» **Exercise tasks**:
(A) Answer these questions from the blog post.
(i) What is the name of the website affiliated with The Oregonian?
(ii) In what city and state is the News & Record based?
(iii) What kind of plan has Jeff Jarvis come up with?
(B) Transcribe the blog post between "So there might" and "ability to comment.", inclusive.

January 31, 2005

Giving 'The Oregonian' And OregonLive Another Swift Kick

Yes, In The Ass

We're sure that we must have mentioned, at some point, the end-of-December thread on BlueOregon about the utter and most woeful inadequacy of the alliance between The Oregonian and its affiliated website, OregonLive.

Actually, perhaps we didn't mention that thread in particular, We did, however, take them to task in our list of demands for the new year.

So there might be no good reason to pile on them once more, but there's been another development out in Greensboro, North Carolina. As we've mentioned before (and here is a good place to get somewhat up to speed), the News & Record is charging headlong into reinventing its presence on the Web to better reflect, well, an intelligence that reflects the media world in which we now all actually live.

Apparently, according to Ed Cone, that very paper is about to launch a perhaps somewhat small but entirely emblematic initiative.

They will be posting all letters to the editor as blog entries, complete with the ability to comment.

Meanwhile, the best that Jeff Jarvis (the man behind the curtain, to steal BlueOregon's phrase, of Advance's newspaper-affiliated websites) can come up with is a vague "group blog" plan. It's interesting, but compared to what the News & Record has planned... well, ok, so maybe Jarvis' plan is not very interesting after all.

» **Provided data**:
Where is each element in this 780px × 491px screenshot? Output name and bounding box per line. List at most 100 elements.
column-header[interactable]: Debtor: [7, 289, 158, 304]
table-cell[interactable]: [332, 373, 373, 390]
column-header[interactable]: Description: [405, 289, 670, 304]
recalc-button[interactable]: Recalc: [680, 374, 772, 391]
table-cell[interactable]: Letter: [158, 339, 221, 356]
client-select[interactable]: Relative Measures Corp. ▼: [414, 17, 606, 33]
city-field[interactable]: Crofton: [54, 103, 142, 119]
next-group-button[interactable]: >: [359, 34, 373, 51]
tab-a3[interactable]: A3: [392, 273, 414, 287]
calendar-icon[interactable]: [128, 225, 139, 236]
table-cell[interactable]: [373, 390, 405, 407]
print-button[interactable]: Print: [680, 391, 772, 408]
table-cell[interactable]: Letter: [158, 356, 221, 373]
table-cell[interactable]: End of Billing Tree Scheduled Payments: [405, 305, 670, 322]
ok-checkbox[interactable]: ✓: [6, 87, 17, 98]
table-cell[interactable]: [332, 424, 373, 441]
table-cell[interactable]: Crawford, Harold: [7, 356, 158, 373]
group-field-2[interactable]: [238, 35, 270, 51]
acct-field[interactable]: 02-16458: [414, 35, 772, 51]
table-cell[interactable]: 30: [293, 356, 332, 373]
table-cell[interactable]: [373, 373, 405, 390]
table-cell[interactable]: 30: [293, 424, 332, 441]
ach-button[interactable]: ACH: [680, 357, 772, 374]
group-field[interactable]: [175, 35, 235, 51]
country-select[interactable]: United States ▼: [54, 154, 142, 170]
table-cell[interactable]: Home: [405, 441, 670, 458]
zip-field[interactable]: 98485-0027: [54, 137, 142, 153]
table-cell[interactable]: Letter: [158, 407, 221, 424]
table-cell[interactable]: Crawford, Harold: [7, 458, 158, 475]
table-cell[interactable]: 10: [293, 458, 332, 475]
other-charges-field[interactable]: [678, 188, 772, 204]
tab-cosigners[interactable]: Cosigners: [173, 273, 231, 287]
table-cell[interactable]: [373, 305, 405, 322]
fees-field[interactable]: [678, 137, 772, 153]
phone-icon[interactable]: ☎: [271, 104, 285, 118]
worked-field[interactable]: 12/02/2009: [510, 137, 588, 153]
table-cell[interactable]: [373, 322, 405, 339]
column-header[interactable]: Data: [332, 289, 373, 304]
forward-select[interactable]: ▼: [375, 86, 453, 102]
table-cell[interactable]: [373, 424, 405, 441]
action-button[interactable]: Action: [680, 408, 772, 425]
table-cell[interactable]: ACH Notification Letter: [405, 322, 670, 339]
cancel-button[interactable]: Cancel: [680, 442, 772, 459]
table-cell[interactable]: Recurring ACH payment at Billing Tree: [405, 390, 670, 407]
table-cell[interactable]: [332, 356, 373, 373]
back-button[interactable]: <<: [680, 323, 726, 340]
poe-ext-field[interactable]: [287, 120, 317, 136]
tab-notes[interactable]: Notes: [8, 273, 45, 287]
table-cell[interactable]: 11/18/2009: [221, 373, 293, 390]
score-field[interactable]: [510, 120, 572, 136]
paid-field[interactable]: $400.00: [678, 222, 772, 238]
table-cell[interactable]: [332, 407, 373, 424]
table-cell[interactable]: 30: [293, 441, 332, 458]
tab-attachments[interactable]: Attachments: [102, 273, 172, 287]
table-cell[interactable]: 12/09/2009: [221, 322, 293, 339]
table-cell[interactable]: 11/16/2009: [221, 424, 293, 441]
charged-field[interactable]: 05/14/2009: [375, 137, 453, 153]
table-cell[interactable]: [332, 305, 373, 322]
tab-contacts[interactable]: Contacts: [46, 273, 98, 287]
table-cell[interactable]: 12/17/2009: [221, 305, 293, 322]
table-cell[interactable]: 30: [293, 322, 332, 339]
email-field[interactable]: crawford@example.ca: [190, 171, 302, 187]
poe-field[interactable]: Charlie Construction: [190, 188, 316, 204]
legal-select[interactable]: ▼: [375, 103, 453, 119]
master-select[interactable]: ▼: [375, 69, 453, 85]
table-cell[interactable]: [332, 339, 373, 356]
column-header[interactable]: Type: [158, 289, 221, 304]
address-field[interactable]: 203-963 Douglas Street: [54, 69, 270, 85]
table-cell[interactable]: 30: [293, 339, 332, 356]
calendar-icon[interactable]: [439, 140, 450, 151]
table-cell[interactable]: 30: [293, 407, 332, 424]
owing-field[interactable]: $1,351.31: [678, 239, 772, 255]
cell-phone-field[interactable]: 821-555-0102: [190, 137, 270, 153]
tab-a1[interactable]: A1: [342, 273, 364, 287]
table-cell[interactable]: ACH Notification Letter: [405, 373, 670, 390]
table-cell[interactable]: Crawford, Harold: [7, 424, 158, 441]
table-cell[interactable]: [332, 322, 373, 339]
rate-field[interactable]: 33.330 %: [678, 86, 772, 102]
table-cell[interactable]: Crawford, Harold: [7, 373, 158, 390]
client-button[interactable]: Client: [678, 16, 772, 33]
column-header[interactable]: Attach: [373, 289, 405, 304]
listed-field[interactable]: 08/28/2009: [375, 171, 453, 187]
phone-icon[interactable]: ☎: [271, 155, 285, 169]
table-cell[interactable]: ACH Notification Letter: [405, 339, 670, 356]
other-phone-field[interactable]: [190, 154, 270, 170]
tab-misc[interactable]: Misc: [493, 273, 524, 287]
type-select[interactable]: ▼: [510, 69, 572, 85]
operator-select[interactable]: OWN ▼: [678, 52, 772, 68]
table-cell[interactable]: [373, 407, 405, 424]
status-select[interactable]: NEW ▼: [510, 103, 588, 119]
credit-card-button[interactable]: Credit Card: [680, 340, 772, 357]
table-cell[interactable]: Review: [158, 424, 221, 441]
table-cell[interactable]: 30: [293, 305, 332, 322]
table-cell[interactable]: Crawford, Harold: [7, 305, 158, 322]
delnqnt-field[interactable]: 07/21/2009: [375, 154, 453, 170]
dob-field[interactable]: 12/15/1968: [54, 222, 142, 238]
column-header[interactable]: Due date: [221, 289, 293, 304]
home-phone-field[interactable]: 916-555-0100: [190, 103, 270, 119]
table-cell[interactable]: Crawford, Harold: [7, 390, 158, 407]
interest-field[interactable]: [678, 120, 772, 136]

» **Solutions to the problems**:
(A)
(i) OregonLive
(ii) Greensboro, North Carolina
(iii) A vague "group blog" plan

(B)
So there might be no good reason to pile on them once more, but there's been another development out in Greensboro, North Carolina. As we've mentioned before (and here is a good place to get somewhat up to speed), the News & Record is charging headlong into reinventing its presence on the Web to better reflect, well, an intelligence that reflects the media world in which we now all actually live.

Apparently, according to Ed Cone, that very paper is about to launch a perhaps somewhat small but entirely emblematic initiative.

They will be posting all letters to the editor as blog entries, complete with the ability to comment.